What is asked: Reproduce the data exactly.

(Stored records)
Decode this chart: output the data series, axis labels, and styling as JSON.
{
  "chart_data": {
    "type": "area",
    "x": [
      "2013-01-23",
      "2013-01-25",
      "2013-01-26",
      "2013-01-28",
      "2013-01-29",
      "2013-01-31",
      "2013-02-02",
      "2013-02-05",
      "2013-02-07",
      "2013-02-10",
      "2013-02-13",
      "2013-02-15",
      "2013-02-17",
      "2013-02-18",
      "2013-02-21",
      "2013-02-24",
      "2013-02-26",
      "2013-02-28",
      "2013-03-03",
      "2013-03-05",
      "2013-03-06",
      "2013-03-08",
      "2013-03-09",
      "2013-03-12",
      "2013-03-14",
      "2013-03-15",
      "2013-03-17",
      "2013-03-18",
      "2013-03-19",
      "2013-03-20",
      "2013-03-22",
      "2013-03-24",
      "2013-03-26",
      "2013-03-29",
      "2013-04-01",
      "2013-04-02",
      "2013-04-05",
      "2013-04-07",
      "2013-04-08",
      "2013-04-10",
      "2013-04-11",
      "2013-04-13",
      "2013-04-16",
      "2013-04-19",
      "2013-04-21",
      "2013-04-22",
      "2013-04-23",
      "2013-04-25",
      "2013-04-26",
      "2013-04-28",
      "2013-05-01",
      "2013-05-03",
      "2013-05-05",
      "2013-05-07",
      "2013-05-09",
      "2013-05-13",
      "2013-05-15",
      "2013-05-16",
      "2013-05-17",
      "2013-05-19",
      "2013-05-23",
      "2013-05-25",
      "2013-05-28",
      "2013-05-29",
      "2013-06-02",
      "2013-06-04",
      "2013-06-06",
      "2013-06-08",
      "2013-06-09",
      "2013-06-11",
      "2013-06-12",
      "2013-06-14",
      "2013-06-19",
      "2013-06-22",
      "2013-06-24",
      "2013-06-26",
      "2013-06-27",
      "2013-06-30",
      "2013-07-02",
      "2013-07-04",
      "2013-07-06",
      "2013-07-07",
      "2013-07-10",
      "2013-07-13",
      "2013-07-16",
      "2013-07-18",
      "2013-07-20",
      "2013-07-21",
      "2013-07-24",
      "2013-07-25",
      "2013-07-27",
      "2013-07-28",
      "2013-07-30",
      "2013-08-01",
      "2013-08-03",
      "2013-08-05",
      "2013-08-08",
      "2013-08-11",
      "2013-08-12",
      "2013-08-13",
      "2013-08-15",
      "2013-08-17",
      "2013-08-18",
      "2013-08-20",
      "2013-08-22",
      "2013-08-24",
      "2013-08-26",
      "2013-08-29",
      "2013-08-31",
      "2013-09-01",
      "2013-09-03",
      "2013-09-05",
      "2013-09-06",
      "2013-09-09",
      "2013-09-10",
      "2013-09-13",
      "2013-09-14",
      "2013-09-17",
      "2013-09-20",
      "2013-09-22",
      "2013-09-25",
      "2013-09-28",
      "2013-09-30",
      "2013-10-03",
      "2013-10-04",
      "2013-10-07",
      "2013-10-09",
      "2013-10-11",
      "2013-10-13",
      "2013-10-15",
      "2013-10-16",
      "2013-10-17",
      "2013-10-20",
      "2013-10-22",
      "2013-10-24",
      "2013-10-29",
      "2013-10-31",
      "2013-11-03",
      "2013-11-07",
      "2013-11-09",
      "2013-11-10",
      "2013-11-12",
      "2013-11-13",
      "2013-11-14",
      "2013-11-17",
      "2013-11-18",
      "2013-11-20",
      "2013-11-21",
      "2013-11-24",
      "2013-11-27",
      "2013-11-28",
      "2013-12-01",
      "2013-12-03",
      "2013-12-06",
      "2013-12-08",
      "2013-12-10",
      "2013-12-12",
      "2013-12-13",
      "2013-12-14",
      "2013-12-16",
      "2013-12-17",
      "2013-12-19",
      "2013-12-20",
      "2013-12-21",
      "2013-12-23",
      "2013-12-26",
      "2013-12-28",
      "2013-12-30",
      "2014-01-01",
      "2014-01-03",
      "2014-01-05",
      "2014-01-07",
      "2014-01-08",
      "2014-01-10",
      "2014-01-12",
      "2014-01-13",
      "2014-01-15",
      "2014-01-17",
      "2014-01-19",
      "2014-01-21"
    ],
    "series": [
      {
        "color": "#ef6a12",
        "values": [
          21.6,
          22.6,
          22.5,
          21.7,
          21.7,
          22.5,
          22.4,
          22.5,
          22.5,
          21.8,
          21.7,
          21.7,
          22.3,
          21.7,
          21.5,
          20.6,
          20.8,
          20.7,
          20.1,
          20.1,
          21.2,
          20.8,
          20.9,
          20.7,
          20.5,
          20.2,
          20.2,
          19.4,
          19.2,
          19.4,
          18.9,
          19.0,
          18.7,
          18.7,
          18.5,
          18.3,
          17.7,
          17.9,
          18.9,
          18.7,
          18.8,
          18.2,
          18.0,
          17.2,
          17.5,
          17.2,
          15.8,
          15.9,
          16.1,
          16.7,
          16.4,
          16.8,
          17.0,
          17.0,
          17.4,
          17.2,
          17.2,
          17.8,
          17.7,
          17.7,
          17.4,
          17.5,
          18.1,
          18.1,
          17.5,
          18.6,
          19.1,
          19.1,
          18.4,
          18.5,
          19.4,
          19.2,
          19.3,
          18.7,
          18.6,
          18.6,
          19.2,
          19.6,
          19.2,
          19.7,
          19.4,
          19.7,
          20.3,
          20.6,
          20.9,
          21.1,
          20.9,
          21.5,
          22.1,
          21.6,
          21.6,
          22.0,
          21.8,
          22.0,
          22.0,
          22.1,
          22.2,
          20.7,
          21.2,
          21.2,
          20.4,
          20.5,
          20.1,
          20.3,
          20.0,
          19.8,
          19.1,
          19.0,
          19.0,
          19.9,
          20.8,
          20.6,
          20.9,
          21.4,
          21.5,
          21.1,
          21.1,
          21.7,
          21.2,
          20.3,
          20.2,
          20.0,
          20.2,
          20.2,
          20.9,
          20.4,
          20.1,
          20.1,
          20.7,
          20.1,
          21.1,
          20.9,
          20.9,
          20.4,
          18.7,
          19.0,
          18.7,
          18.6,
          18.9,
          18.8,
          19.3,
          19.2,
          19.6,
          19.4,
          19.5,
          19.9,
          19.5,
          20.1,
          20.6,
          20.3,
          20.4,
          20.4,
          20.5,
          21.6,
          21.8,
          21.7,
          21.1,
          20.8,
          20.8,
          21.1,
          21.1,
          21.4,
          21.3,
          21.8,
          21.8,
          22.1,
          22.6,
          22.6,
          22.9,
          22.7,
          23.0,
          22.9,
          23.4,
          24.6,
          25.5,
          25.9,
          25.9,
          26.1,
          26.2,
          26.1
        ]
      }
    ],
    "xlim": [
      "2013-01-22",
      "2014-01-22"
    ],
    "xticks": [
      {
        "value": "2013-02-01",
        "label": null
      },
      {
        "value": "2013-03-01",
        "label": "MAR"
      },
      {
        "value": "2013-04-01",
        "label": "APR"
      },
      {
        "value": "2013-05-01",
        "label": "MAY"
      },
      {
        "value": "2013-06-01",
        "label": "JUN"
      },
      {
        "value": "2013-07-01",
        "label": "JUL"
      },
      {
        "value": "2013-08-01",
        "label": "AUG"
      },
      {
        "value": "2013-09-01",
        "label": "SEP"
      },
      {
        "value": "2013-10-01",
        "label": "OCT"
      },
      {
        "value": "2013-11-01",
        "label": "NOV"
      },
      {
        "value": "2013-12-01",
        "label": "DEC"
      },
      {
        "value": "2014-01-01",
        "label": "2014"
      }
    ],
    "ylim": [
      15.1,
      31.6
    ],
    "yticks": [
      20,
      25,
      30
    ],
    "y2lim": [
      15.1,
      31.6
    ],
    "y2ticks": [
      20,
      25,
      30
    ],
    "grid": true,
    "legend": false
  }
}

Written solution:
Decode this chart: output the data series, axis labels, and styling as JSON.
{
  "chart_data": {
    "type": "area",
    "x": [
      "2013-01-23",
      "2013-01-25",
      "2013-01-26",
      "2013-01-28",
      "2013-01-29",
      "2013-01-31",
      "2013-02-02",
      "2013-02-05",
      "2013-02-07",
      "2013-02-10",
      "2013-02-13",
      "2013-02-15",
      "2013-02-17",
      "2013-02-18",
      "2013-02-21",
      "2013-02-24",
      "2013-02-26",
      "2013-02-28",
      "2013-03-03",
      "2013-03-05",
      "2013-03-06",
      "2013-03-08",
      "2013-03-09",
      "2013-03-12",
      "2013-03-14",
      "2013-03-15",
      "2013-03-17",
      "2013-03-18",
      "2013-03-19",
      "2013-03-20",
      "2013-03-22",
      "2013-03-24",
      "2013-03-26",
      "2013-03-29",
      "2013-04-01",
      "2013-04-02",
      "2013-04-05",
      "2013-04-07",
      "2013-04-08",
      "2013-04-10",
      "2013-04-11",
      "2013-04-13",
      "2013-04-16",
      "2013-04-19",
      "2013-04-21",
      "2013-04-22",
      "2013-04-23",
      "2013-04-25",
      "2013-04-26",
      "2013-04-28",
      "2013-05-01",
      "2013-05-03",
      "2013-05-05",
      "2013-05-07",
      "2013-05-09",
      "2013-05-13",
      "2013-05-15",
      "2013-05-16",
      "2013-05-17",
      "2013-05-19",
      "2013-05-23",
      "2013-05-25",
      "2013-05-28",
      "2013-05-29",
      "2013-06-02",
      "2013-06-04",
      "2013-06-06",
      "2013-06-08",
      "2013-06-09",
      "2013-06-11",
      "2013-06-12",
      "2013-06-14",
      "2013-06-19",
      "2013-06-22",
      "2013-06-24",
      "2013-06-26",
      "2013-06-27",
      "2013-06-30",
      "2013-07-02",
      "2013-07-04",
      "2013-07-06",
      "2013-07-07",
      "2013-07-10",
      "2013-07-13",
      "2013-07-16",
      "2013-07-18",
      "2013-07-20",
      "2013-07-21",
      "2013-07-24",
      "2013-07-25",
      "2013-07-27",
      "2013-07-28",
      "2013-07-30",
      "2013-08-01",
      "2013-08-03",
      "2013-08-05",
      "2013-08-08",
      "2013-08-11",
      "2013-08-12",
      "2013-08-13",
      "2013-08-15",
      "2013-08-17",
      "2013-08-18",
      "2013-08-20",
      "2013-08-22",
      "2013-08-24",
      "2013-08-26",
      "2013-08-29",
      "2013-08-31",
      "2013-09-01",
      "2013-09-03",
      "2013-09-05",
      "2013-09-06",
      "2013-09-09",
      "2013-09-10",
      "2013-09-13",
      "2013-09-14",
      "2013-09-17",
      "2013-09-20",
      "2013-09-22",
      "2013-09-25",
      "2013-09-28",
      "2013-09-30",
      "2013-10-03",
      "2013-10-04",
      "2013-10-07",
      "2013-10-09",
      "2013-10-11",
      "2013-10-13",
      "2013-10-15",
      "2013-10-16",
      "2013-10-17",
      "2013-10-20",
      "2013-10-22",
      "2013-10-24",
      "2013-10-29",
      "2013-10-31",
      "2013-11-03",
      "2013-11-07",
      "2013-11-09",
      "2013-11-10",
      "2013-11-12",
      "2013-11-13",
      "2013-11-14",
      "2013-11-17",
      "2013-11-18",
      "2013-11-20",
      "2013-11-21",
      "2013-11-24",
      "2013-11-27",
      "2013-11-28",
      "2013-12-01",
      "2013-12-03",
      "2013-12-06",
      "2013-12-08",
      "2013-12-10",
      "2013-12-12",
      "2013-12-13",
      "2013-12-14",
      "2013-12-16",
      "2013-12-17",
      "2013-12-19",
      "2013-12-20",
      "2013-12-21",
      "2013-12-23",
      "2013-12-26",
      "2013-12-28",
      "2013-12-30",
      "2014-01-01",
      "2014-01-03",
      "2014-01-05",
      "2014-01-07",
      "2014-01-08",
      "2014-01-10",
      "2014-01-12",
      "2014-01-13",
      "2014-01-15",
      "2014-01-17",
      "2014-01-19",
      "2014-01-21"
    ],
    "series": [
      {
        "color": "#ef6a12",
        "values": [
          21.6,
          22.6,
          22.5,
          21.7,
          21.7,
          22.5,
          22.4,
          22.5,
          22.5,
          21.8,
          21.7,
          21.7,
          22.3,
          21.7,
          21.5,
          20.6,
          20.8,
          20.7,
          20.1,
          20.1,
          21.2,
          20.8,
          20.9,
          20.7,
          20.5,
          20.2,
          20.2,
          19.4,
          19.2,
          19.4,
          18.9,
          19.0,
          18.7,
          18.7,
          18.5,
          18.3,
          17.7,
          17.9,
          18.9,
          18.7,
          18.8,
          18.2,
          18.0,
          17.2,
          17.5,
          17.2,
          15.8,
          15.9,
          16.1,
          16.7,
          16.4,
          16.8,
          17.0,
          17.0,
          17.4,
          17.2,
          17.2,
          17.8,
          17.7,
          17.7,
          17.4,
          17.5,
          18.1,
          18.1,
          17.5,
          18.6,
          19.1,
          19.1,
          18.4,
          18.5,
          19.4,
          19.2,
          19.3,
          18.7,
          18.6,
          18.6,
          19.2,
          19.6,
          19.2,
          19.7,
          19.4,
          19.7,
          20.3,
          20.6,
          20.9,
          21.1,
          20.9,
          21.5,
          22.1,
          21.6,
          21.6,
          22.0,
          21.8,
          22.0,
          22.0,
          22.1,
          22.2,
          20.7,
          21.2,
          21.2,
          20.4,
          20.5,
          20.1,
          20.3,
          20.0,
          19.8,
          19.1,
          19.0,
          19.0,
          19.9,
          20.8,
          20.6,
          20.9,
          21.4,
          21.5,
          21.1,
          21.1,
          21.7,
          21.2,
          20.3,
          20.2,
          20.0,
          20.2,
          20.2,
          20.9,
          20.4,
          20.1,
          20.1,
          20.7,
          20.1,
          21.1,
          20.9,
          20.9,
          20.4,
          18.7,
          19.0,
          18.7,
          18.6,
          18.9,
          18.8,
          19.3,
          19.2,
          19.6,
          19.4,
          19.5,
          19.9,
          19.5,
          20.1,
          20.6,
          20.3,
          20.4,
          20.4,
          20.5,
          21.6,
          21.8,
          21.7,
          21.1,
          20.8,
          20.8,
          21.1,
          21.1,
          21.4,
          21.3,
          21.8,
          21.8,
          22.1,
          22.6,
          22.6,
          22.9,
          22.7,
          23.0,
          22.9,
          23.4,
          24.6,
          25.5,
          25.9,
          25.9,
          26.1,
          26.2,
          26.1
        ]
      }
    ],
    "xlim": [
      "2013-01-22",
      "2014-01-22"
    ],
    "xticks": [
      {
        "value": "2013-02-01",
        "label": null
      },
      {
        "value": "2013-03-01",
        "label": "MAR"
      },
      {
        "value": "2013-04-01",
        "label": "APR"
      },
      {
        "value": "2013-05-01",
        "label": "MAY"
      },
      {
        "value": "2013-06-01",
        "label": "JUN"
      },
      {
        "value": "2013-07-01",
        "label": "JUL"
      },
      {
        "value": "2013-08-01",
        "label": "AUG"
      },
      {
        "value": "2013-09-01",
        "label": "SEP"
      },
      {
        "value": "2013-10-01",
        "label": "OCT"
      },
      {
        "value": "2013-11-01",
        "label": "NOV"
      },
      {
        "value": "2013-12-01",
        "label": "DEC"
      },
      {
        "value": "2014-01-01",
        "label": "2014"
      }
    ],
    "ylim": [
      15.1,
      31.6
    ],
    "yticks": [
      20,
      25,
      30
    ],
    "y2lim": [
      15.1,
      31.6
    ],
    "y2ticks": [
      20,
      25,
      30
    ],
    "grid": true,
    "legend": false
  }
}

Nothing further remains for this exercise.